▸ **PROBLEM DESCRIPTION**
Select all lines in the records that include "open".

▸ **DATASET RECORDS**
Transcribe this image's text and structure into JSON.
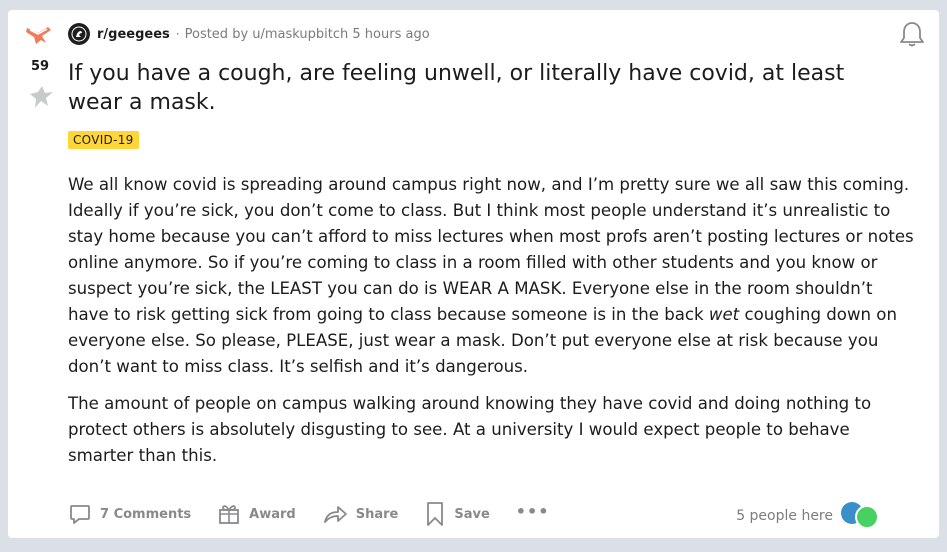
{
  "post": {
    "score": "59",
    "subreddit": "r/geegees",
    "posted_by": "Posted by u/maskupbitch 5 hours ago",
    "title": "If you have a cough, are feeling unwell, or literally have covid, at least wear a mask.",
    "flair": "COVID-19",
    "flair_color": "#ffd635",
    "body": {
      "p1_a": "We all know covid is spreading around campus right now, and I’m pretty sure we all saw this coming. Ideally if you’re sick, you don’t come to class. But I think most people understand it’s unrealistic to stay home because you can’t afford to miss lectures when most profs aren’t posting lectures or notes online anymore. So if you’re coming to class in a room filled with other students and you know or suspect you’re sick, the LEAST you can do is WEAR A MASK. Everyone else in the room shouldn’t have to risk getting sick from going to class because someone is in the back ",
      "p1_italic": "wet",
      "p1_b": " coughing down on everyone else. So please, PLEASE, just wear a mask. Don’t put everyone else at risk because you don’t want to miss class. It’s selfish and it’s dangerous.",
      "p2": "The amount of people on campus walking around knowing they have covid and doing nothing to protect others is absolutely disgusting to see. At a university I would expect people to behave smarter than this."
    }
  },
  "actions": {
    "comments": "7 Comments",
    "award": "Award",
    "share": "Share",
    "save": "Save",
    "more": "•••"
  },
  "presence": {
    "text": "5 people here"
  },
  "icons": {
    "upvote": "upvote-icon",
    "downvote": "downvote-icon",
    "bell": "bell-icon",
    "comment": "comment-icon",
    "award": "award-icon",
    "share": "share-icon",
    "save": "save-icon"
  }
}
==
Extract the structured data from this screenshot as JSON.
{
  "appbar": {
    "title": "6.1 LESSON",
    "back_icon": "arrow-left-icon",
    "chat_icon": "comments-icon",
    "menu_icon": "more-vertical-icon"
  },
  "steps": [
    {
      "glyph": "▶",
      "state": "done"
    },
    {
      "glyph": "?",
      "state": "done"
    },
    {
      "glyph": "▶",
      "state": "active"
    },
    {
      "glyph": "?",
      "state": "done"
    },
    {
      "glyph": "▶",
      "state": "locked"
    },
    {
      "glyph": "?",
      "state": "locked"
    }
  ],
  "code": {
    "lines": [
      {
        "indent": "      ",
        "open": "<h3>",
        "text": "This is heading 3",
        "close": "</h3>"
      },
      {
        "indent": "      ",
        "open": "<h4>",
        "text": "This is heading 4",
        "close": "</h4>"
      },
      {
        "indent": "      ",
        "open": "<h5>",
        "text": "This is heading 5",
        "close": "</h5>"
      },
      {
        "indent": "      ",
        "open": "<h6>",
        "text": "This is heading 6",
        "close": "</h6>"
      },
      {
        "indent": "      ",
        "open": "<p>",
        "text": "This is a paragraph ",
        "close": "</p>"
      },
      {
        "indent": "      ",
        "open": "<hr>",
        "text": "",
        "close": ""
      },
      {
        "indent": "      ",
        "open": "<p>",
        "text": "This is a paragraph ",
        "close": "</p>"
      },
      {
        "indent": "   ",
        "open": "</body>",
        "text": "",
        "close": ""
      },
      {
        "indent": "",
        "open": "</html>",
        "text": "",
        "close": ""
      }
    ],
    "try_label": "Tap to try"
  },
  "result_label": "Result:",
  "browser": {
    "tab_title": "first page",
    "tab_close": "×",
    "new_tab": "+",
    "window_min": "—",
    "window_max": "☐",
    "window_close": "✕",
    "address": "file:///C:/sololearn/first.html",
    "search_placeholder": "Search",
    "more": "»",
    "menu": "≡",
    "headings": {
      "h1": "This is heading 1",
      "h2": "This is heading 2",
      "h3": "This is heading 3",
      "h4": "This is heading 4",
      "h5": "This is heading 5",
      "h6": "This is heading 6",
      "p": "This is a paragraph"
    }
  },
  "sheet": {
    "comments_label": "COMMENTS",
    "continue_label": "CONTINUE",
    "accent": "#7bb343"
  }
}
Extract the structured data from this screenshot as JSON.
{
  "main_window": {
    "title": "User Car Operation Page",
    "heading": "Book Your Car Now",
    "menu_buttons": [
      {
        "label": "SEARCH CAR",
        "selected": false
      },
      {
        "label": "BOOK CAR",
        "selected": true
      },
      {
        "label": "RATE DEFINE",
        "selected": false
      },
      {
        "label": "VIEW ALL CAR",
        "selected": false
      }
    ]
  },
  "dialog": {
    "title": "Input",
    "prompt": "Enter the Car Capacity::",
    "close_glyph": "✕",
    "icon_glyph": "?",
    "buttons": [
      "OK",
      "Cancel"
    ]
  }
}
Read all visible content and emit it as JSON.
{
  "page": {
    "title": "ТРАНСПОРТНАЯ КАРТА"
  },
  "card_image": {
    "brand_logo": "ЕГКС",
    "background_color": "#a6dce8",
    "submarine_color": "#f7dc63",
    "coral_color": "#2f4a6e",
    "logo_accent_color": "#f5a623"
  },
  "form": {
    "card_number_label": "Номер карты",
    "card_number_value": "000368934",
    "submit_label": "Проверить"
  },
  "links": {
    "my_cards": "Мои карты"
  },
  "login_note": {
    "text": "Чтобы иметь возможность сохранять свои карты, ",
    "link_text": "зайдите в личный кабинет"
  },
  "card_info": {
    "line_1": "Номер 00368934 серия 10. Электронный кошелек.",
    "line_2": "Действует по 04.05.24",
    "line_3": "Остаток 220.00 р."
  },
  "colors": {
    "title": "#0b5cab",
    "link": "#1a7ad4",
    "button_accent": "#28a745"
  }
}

▸ **TASK RESPONSE**
        "open": "<h3>",
        "open": "<h4>",
        "open": "<h5>",
        "open": "<h6>",
        "open": "<p>",
        "open": "<hr>",
        "open": "<p>",
        "open": "</body>",
        "open": "</html>",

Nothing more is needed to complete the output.